**THE TASK:** The required output is the line that contains "Extract all readable text from this page." plus every line after it in the listing below, copied exactly as it appears.

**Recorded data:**
══════

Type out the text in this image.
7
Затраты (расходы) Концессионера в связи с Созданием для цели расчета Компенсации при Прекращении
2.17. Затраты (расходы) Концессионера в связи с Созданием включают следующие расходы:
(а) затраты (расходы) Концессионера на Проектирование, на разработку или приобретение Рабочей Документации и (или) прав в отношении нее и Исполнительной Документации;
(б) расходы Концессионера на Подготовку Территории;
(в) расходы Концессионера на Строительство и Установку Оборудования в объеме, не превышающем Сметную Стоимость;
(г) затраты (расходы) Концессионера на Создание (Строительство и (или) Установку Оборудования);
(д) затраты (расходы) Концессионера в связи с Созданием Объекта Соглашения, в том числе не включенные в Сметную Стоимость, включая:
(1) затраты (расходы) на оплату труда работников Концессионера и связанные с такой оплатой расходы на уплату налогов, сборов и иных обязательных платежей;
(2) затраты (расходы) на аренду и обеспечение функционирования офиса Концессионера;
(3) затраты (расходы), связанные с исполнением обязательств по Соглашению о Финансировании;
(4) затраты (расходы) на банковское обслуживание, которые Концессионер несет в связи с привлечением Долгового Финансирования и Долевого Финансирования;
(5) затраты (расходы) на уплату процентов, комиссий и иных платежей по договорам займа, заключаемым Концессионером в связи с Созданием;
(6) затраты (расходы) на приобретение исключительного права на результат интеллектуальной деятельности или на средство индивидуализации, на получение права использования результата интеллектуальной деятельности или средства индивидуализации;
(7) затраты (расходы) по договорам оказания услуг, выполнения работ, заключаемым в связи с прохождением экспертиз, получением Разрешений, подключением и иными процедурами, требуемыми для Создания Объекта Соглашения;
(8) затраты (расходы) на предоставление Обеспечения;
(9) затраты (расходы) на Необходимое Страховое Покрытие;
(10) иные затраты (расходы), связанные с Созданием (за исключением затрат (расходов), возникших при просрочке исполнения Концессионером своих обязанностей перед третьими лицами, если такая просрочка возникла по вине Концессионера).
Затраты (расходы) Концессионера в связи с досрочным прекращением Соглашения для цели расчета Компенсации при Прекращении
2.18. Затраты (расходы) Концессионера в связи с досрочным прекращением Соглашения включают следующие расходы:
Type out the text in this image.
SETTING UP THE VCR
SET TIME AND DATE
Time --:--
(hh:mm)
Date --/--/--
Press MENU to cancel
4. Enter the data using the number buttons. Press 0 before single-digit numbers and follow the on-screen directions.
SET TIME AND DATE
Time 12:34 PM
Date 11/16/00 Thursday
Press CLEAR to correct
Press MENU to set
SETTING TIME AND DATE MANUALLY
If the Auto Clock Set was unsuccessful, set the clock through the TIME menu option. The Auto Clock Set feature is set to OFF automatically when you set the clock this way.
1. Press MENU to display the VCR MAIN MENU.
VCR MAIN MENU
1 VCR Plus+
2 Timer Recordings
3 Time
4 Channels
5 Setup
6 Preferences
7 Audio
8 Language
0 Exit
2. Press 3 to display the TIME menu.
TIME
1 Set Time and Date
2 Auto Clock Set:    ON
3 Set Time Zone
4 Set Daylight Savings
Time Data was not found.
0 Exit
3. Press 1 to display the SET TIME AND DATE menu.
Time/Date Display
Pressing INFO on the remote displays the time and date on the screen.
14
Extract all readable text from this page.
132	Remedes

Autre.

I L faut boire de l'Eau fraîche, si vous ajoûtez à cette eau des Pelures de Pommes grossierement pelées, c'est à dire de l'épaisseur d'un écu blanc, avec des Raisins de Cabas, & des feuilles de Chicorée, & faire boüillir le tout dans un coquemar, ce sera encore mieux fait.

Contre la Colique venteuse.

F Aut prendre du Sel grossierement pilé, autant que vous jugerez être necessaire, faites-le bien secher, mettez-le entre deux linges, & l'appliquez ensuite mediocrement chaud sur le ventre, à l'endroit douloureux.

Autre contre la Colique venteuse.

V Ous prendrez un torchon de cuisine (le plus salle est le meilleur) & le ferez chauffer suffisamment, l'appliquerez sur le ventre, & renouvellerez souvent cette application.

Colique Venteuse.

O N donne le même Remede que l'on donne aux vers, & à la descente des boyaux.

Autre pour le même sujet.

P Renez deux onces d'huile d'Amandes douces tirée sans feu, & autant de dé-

══════

**SOLVED PROBLEM:**
Extract all readable text from this page.
132	Remedes

Autre.

I L faut boire de l'Eau fraîche, si vous ajoûtez à cette eau des Pelures de Pommes grossierement pelées, c'est à dire de l'épaisseur d'un écu blanc, avec des Raisins de Cabas, & des feuilles de Chicorée, & faire boüillir le tout dans un coquemar, ce sera encore mieux fait.

Contre la Colique venteuse.

F Aut prendre du Sel grossierement pilé, autant que vous jugerez être necessaire, faites-le bien secher, mettez-le entre deux linges, & l'appliquez ensuite mediocrement chaud sur le ventre, à l'endroit douloureux.

Autre contre la Colique venteuse.

V Ous prendrez un torchon de cuisine (le plus salle est le meilleur) & le ferez chauffer suffisamment, l'appliquerez sur le ventre, & renouvellerez souvent cette application.

Colique Venteuse.

O N donne le même Remede que l'on donne aux vers, & à la descente des boyaux.

Autre pour le même sujet.

P Renez deux onces d'huile d'Amandes douces tirée sans feu, & autant de dé-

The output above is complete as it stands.